→ **What needs to be done**
Provide the records once more, identical to the original.

......

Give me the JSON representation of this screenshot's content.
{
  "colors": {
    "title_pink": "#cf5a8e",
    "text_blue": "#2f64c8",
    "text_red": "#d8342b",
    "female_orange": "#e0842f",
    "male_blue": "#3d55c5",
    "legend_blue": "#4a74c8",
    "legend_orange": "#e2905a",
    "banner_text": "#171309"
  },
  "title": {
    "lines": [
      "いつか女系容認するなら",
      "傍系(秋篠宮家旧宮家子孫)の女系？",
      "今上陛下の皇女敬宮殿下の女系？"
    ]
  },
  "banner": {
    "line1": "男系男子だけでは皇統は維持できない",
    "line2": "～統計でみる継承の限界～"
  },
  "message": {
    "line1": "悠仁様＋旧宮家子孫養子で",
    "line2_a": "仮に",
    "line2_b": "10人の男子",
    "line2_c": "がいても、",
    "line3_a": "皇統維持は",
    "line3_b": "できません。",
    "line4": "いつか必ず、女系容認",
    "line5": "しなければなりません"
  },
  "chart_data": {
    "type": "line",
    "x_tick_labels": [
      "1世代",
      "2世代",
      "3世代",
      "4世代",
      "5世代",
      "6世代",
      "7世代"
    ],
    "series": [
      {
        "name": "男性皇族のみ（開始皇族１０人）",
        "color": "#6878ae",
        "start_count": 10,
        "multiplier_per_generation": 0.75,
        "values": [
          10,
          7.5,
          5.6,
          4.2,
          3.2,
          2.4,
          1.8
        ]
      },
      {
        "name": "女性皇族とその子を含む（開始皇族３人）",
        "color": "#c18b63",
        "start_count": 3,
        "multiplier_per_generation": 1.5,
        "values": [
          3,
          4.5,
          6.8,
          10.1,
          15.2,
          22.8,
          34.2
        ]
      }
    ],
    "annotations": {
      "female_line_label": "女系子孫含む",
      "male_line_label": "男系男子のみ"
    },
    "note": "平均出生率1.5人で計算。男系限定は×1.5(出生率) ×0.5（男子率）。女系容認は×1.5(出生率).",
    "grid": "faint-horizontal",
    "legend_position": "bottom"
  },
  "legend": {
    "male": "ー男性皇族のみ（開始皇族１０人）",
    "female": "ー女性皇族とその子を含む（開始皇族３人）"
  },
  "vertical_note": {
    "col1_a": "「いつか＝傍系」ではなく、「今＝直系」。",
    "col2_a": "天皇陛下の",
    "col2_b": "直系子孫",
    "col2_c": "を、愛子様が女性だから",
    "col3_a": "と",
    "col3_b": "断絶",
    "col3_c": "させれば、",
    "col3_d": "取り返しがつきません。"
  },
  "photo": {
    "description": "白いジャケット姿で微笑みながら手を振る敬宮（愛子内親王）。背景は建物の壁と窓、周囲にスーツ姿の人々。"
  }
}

......

→ **Output of the exercise**
Give me the JSON representation of this screenshot's content.
{
  "colors": {
    "title_pink": "#cf5a8e",
    "text_blue": "#2f64c8",
    "text_red": "#d8342b",
    "female_orange": "#e0842f",
    "male_blue": "#3d55c5",
    "legend_blue": "#4a74c8",
    "legend_orange": "#e2905a",
    "banner_text": "#171309"
  },
  "title": {
    "lines": [
      "いつか女系容認するなら",
      "傍系(秋篠宮家旧宮家子孫)の女系？",
      "今上陛下の皇女敬宮殿下の女系？"
    ]
  },
  "banner": {
    "line1": "男系男子だけでは皇統は維持できない",
    "line2": "～統計でみる継承の限界～"
  },
  "message": {
    "line1": "悠仁様＋旧宮家子孫養子で",
    "line2_a": "仮に",
    "line2_b": "10人の男子",
    "line2_c": "がいても、",
    "line3_a": "皇統維持は",
    "line3_b": "できません。",
    "line4": "いつか必ず、女系容認",
    "line5": "しなければなりません"
  },
  "chart_data": {
    "type": "line",
    "x_tick_labels": [
      "1世代",
      "2世代",
      "3世代",
      "4世代",
      "5世代",
      "6世代",
      "7世代"
    ],
    "series": [
      {
        "name": "男性皇族のみ（開始皇族１０人）",
        "color": "#6878ae",
        "start_count": 10,
        "multiplier_per_generation": 0.75,
        "values": [
          10,
          7.5,
          5.6,
          4.2,
          3.2,
          2.4,
          1.8
        ]
      },
      {
        "name": "女性皇族とその子を含む（開始皇族３人）",
        "color": "#c18b63",
        "start_count": 3,
        "multiplier_per_generation": 1.5,
        "values": [
          3,
          4.5,
          6.8,
          10.1,
          15.2,
          22.8,
          34.2
        ]
      }
    ],
    "annotations": {
      "female_line_label": "女系子孫含む",
      "male_line_label": "男系男子のみ"
    },
    "note": "平均出生率1.5人で計算。男系限定は×1.5(出生率) ×0.5（男子率）。女系容認は×1.5(出生率).",
    "grid": "faint-horizontal",
    "legend_position": "bottom"
  },
  "legend": {
    "male": "ー男性皇族のみ（開始皇族１０人）",
    "female": "ー女性皇族とその子を含む（開始皇族３人）"
  },
  "vertical_note": {
    "col1_a": "「いつか＝傍系」ではなく、「今＝直系」。",
    "col2_a": "天皇陛下の",
    "col2_b": "直系子孫",
    "col2_c": "を、愛子様が女性だから",
    "col3_a": "と",
    "col3_b": "断絶",
    "col3_c": "させれば、",
    "col3_d": "取り返しがつきません。"
  },
  "photo": {
    "description": "白いジャケット姿で微笑みながら手を振る敬宮（愛子内親王）。背景は建物の壁と窓、周囲にスーツ姿の人々。"
  }
}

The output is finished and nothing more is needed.